[Part of a data file]
►

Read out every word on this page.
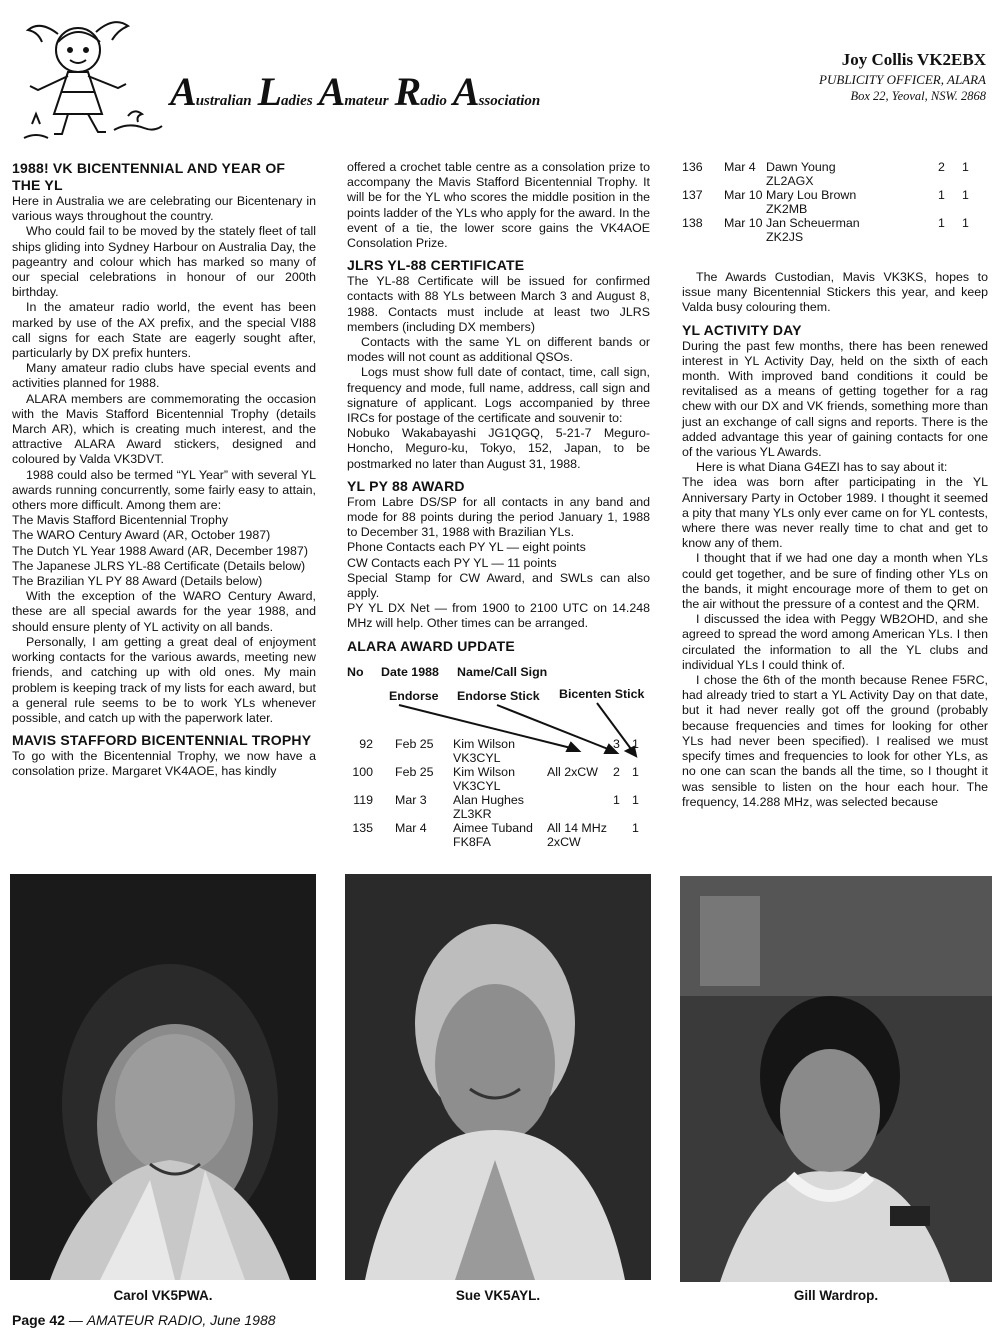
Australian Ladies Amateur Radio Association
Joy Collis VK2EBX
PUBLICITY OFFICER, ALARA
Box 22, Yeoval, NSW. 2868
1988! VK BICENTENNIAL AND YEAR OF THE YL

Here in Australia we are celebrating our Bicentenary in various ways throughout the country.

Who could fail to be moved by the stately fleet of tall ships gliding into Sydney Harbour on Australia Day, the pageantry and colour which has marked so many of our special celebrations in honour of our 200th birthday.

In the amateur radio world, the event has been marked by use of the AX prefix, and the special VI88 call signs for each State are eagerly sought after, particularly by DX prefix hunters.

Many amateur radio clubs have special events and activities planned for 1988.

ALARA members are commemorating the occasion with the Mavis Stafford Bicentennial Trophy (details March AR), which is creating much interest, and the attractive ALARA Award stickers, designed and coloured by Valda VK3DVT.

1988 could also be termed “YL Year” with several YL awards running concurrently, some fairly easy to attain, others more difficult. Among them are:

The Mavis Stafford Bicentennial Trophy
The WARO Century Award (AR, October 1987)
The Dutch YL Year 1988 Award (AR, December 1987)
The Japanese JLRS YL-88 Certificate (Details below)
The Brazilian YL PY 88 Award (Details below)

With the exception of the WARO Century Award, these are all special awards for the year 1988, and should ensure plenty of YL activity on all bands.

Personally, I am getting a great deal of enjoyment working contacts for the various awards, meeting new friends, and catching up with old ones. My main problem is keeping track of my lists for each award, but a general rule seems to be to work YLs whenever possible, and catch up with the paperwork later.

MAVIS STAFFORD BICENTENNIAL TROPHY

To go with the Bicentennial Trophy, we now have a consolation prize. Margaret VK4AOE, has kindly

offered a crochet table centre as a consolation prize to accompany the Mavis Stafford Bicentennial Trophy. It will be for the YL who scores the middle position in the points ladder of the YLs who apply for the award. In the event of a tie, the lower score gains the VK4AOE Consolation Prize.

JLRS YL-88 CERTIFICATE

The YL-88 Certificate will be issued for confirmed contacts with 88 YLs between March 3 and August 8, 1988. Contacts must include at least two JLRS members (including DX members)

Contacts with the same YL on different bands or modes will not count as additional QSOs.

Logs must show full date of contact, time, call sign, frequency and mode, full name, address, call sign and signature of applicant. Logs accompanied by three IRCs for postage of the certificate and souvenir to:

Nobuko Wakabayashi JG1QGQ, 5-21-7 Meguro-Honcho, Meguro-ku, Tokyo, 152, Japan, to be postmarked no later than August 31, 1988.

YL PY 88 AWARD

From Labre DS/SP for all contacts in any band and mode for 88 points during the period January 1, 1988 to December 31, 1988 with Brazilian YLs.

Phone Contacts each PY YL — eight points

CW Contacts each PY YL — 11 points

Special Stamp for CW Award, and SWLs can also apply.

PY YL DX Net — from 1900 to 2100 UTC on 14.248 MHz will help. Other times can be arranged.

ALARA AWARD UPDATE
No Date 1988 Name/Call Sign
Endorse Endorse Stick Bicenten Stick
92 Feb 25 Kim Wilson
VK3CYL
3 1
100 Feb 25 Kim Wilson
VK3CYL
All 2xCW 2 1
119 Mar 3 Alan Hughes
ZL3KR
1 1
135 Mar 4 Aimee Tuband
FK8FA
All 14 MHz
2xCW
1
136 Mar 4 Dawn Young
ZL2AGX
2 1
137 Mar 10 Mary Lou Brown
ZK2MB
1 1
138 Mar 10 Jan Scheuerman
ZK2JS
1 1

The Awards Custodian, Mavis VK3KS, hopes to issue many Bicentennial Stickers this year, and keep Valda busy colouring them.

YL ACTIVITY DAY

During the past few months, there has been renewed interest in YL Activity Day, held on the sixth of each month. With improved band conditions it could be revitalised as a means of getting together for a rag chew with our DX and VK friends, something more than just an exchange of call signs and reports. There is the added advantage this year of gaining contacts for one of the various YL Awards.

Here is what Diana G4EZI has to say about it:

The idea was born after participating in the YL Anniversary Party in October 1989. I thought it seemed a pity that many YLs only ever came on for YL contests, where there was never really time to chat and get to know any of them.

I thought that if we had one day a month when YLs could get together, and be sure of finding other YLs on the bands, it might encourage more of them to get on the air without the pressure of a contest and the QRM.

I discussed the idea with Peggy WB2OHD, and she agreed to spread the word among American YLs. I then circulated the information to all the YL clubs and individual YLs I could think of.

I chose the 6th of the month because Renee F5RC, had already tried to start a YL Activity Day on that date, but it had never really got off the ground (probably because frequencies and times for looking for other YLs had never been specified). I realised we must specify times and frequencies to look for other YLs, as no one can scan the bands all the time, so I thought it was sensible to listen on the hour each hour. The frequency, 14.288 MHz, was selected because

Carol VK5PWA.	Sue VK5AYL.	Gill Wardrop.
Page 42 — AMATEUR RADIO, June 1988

◄
►

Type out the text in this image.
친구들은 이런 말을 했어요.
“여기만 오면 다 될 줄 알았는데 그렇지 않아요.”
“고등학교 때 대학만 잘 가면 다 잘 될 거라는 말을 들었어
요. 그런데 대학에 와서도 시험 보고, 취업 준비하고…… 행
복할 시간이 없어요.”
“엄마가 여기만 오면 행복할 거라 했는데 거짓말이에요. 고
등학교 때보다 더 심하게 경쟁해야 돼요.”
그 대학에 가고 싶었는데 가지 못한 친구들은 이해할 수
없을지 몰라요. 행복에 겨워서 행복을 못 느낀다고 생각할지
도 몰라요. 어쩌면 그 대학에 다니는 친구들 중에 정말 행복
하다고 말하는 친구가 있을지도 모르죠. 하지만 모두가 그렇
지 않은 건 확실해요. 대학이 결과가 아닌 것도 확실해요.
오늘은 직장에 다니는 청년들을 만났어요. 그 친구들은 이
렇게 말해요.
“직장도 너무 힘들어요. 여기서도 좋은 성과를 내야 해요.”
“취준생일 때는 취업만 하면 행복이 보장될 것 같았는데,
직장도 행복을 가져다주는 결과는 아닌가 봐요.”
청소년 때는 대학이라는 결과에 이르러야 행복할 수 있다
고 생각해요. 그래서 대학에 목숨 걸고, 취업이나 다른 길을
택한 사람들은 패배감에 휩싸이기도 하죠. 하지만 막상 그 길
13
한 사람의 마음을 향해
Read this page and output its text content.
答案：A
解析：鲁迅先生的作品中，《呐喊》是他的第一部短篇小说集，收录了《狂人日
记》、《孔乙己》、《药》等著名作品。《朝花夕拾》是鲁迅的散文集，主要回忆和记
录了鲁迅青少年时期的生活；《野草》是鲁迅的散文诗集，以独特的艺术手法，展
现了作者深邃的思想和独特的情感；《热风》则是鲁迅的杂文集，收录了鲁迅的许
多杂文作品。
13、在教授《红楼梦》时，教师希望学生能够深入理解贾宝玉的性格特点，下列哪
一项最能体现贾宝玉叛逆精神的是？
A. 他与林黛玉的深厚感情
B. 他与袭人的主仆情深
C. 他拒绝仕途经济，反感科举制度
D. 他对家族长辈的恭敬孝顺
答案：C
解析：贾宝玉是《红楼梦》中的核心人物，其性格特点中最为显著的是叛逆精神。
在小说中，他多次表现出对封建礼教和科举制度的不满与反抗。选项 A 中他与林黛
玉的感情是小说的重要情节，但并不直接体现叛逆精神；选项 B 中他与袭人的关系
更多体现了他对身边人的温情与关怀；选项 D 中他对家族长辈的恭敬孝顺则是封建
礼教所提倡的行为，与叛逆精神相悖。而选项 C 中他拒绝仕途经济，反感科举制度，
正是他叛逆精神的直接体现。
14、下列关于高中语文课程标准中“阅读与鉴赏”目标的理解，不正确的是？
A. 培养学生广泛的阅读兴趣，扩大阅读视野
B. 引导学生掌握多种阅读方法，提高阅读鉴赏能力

◄

- BRIEF -
Show each line holding the word "March".

- CORRECT OUTPUT -
ALARA members are commemorating the occasion with the Mavis Stafford Bicentennial Trophy (details March AR), which is creating much interest, and the attractive ALARA Award stickers, designed and coloured by Valda VK3DVT.
The YL-88 Certificate will be issued for confirmed contacts with 88 YLs between March 3 and August 8, 1988. Contacts must include at least two JLRS members (including DX members)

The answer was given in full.